→ Exercise prompt
Every record should be written out exactly, please.

→ Working data
* * *

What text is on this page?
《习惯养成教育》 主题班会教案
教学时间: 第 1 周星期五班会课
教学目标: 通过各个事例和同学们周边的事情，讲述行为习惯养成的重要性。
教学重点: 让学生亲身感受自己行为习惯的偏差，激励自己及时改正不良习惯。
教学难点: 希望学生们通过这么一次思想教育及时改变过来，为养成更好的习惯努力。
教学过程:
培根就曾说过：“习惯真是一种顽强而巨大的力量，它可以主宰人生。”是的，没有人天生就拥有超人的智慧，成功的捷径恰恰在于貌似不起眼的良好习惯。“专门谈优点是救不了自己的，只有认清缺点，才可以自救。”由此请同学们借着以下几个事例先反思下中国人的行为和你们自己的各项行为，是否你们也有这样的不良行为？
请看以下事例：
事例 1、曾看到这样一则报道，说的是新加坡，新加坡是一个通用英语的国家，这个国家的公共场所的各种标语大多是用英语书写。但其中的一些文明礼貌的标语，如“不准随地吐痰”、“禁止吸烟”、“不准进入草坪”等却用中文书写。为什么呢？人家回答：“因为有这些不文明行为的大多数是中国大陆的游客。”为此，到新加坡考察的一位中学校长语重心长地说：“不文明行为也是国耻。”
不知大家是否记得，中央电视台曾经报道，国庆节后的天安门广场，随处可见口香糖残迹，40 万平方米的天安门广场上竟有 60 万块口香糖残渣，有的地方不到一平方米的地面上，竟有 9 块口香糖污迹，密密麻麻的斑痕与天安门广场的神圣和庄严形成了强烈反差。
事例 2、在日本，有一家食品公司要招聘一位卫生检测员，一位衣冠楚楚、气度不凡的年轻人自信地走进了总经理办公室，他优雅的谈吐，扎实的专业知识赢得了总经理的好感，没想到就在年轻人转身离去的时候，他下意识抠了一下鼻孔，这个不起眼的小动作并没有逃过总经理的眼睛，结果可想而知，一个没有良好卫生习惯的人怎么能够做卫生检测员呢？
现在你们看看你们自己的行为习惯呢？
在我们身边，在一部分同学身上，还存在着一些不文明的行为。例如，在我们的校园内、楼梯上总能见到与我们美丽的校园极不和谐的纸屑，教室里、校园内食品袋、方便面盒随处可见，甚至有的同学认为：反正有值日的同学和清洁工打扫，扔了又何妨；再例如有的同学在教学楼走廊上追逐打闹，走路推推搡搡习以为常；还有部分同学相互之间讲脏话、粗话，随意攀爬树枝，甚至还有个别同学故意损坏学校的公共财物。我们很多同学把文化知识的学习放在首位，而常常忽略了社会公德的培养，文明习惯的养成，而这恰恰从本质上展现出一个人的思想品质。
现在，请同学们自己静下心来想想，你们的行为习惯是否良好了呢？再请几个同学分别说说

* * *

→ Written solution
What text is on this page?
《习惯养成教育》 主题班会教案
教学时间: 第 1 周星期五班会课
教学目标: 通过各个事例和同学们周边的事情，讲述行为习惯养成的重要性。
教学重点: 让学生亲身感受自己行为习惯的偏差，激励自己及时改正不良习惯。
教学难点: 希望学生们通过这么一次思想教育及时改变过来，为养成更好的习惯努力。
教学过程:
培根就曾说过：“习惯真是一种顽强而巨大的力量，它可以主宰人生。”是的，没有人天生就拥有超人的智慧，成功的捷径恰恰在于貌似不起眼的良好习惯。“专门谈优点是救不了自己的，只有认清缺点，才可以自救。”由此请同学们借着以下几个事例先反思下中国人的行为和你们自己的各项行为，是否你们也有这样的不良行为？
请看以下事例：
事例 1、曾看到这样一则报道，说的是新加坡，新加坡是一个通用英语的国家，这个国家的公共场所的各种标语大多是用英语书写。但其中的一些文明礼貌的标语，如“不准随地吐痰”、“禁止吸烟”、“不准进入草坪”等却用中文书写。为什么呢？人家回答：“因为有这些不文明行为的大多数是中国大陆的游客。”为此，到新加坡考察的一位中学校长语重心长地说：“不文明行为也是国耻。”
不知大家是否记得，中央电视台曾经报道，国庆节后的天安门广场，随处可见口香糖残迹，40 万平方米的天安门广场上竟有 60 万块口香糖残渣，有的地方不到一平方米的地面上，竟有 9 块口香糖污迹，密密麻麻的斑痕与天安门广场的神圣和庄严形成了强烈反差。
事例 2、在日本，有一家食品公司要招聘一位卫生检测员，一位衣冠楚楚、气度不凡的年轻人自信地走进了总经理办公室，他优雅的谈吐，扎实的专业知识赢得了总经理的好感，没想到就在年轻人转身离去的时候，他下意识抠了一下鼻孔，这个不起眼的小动作并没有逃过总经理的眼睛，结果可想而知，一个没有良好卫生习惯的人怎么能够做卫生检测员呢？
现在你们看看你们自己的行为习惯呢？
在我们身边，在一部分同学身上，还存在着一些不文明的行为。例如，在我们的校园内、楼梯上总能见到与我们美丽的校园极不和谐的纸屑，教室里、校园内食品袋、方便面盒随处可见，甚至有的同学认为：反正有值日的同学和清洁工打扫，扔了又何妨；再例如有的同学在教学楼走廊上追逐打闹，走路推推搡搡习以为常；还有部分同学相互之间讲脏话、粗话，随意攀爬树枝，甚至还有个别同学故意损坏学校的公共财物。我们很多同学把文化知识的学习放在首位，而常常忽略了社会公德的培养，文明习惯的养成，而这恰恰从本质上展现出一个人的思想品质。
现在，请同学们自己静下心来想想，你们的行为习惯是否良好了呢？再请几个同学分别说说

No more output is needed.